## Start Dataset excerpts

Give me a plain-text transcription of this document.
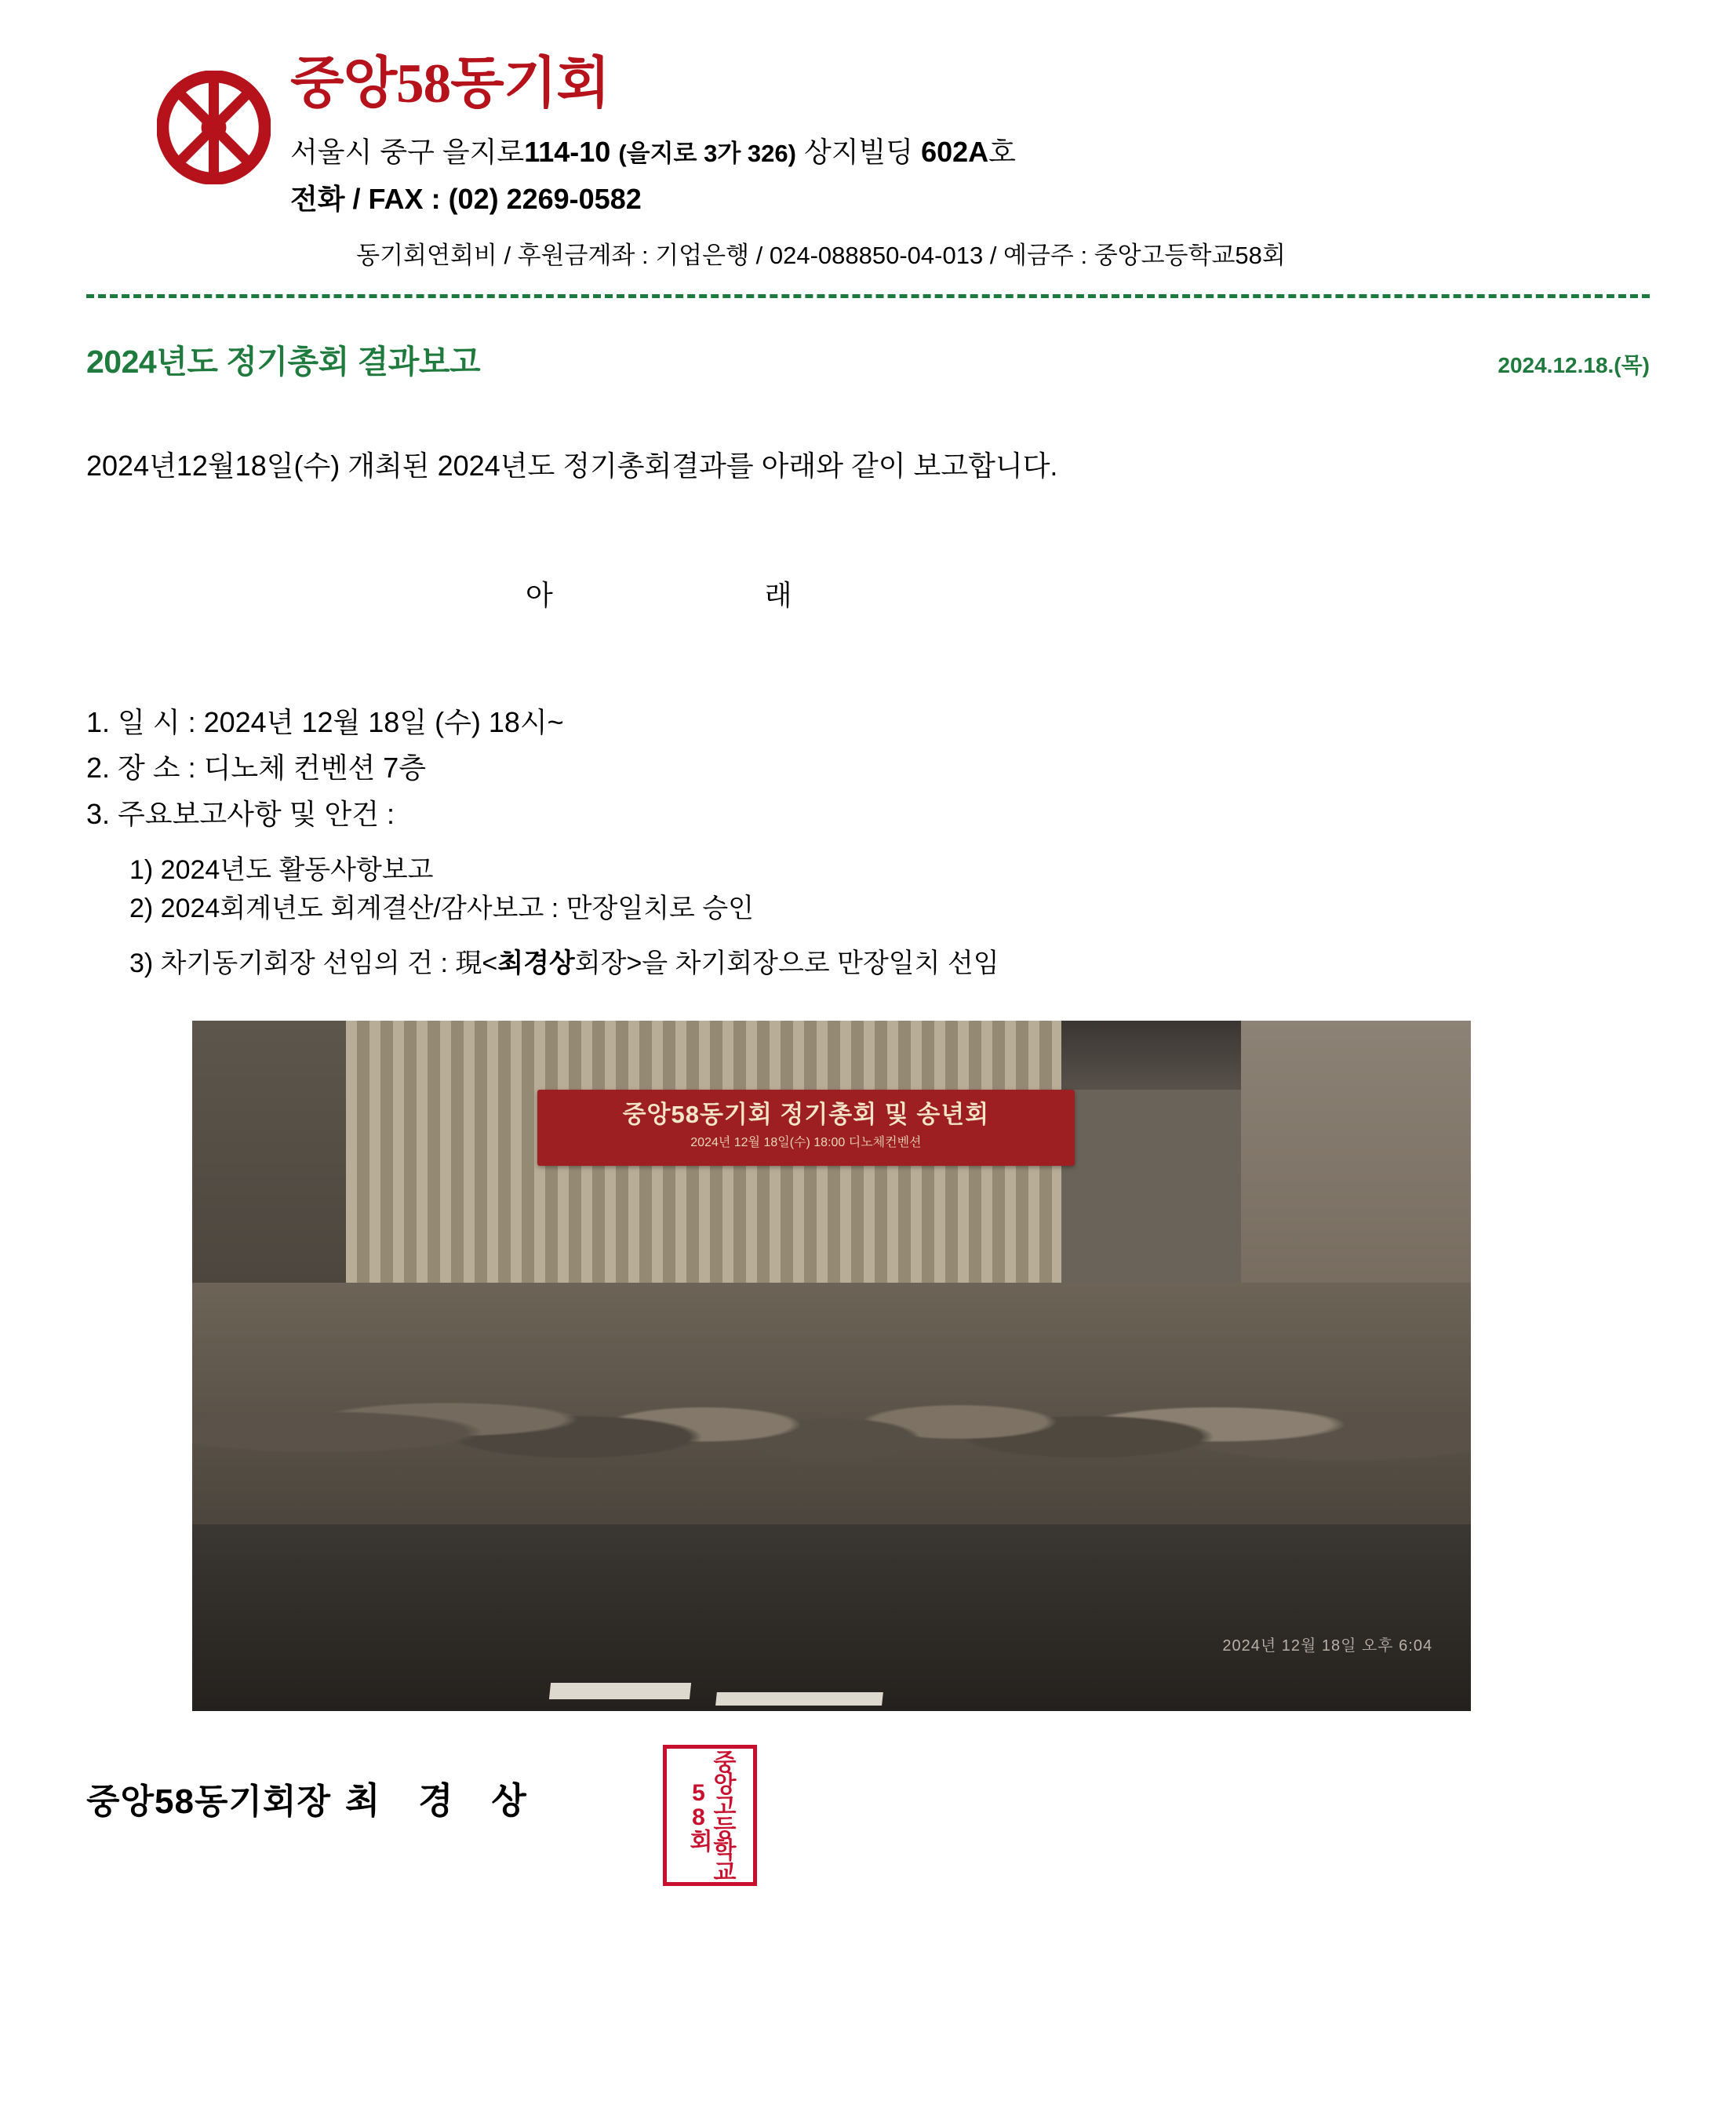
중앙58동기회
서울시 중구 을지로114-10 (을지로 3가 326) 상지빌딩 602A호
전화 / FAX : (02) 2269-0582
동기회연회비 / 후원금계좌 : 기업은행 / 024-088850-04-013 / 예금주 : 중앙고등학교58회
2024년도 정기총회 결과보고	2024.12.18.(목)
2024년12월18일(수) 개최된 2024년도 정기총회결과를 아래와 같이 보고합니다.
아 래
1. 일 시 : 2024년 12월 18일 (수) 18시~
2. 장 소 : 디노체 컨벤션 7층
3. 주요보고사항 및 안건 :
1) 2024년도 활동사항보고
2) 2024회계년도 회계결산/감사보고 : 만장일치로 승인
3) 차기동기회장 선임의 건 : 現<최경상회장>을 차기회장으로 만장일치 선임
중앙58동기회 정기총회 및 송년회
2024년 12월 18일(수) 18:00 디노체컨벤션
2024년 12월 18일 오후 6:04
중앙58동기회장 최 경 상	중앙고등학교58회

## End Dataset excerpts

Stated problem ▸
Quote every line word for word and keep the images out of the copy.

Worked solution ▸
Give me a plain-text transcription of this document.
중앙58동기회
서울시 중구 을지로114-10 (을지로 3가 326) 상지빌딩 602A호
전화 / FAX : (02) 2269-0582
동기회연회비 / 후원금계좌 : 기업은행 / 024-088850-04-013 / 예금주 : 중앙고등학교58회
2024년도 정기총회 결과보고	2024.12.18.(목)
2024년12월18일(수) 개최된 2024년도 정기총회결과를 아래와 같이 보고합니다.
아 래
1. 일 시 : 2024년 12월 18일 (수) 18시~
2. 장 소 : 디노체 컨벤션 7층
3. 주요보고사항 및 안건 :
1) 2024년도 활동사항보고
2) 2024회계년도 회계결산/감사보고 : 만장일치로 승인
3) 차기동기회장 선임의 건 : 現<최경상회장>을 차기회장으로 만장일치 선임
중앙58동기회 정기총회 및 송년회
2024년 12월 18일(수) 18:00 디노체컨벤션
2024년 12월 18일 오후 6:04
중앙58동기회장 최 경 상	중앙고등학교58회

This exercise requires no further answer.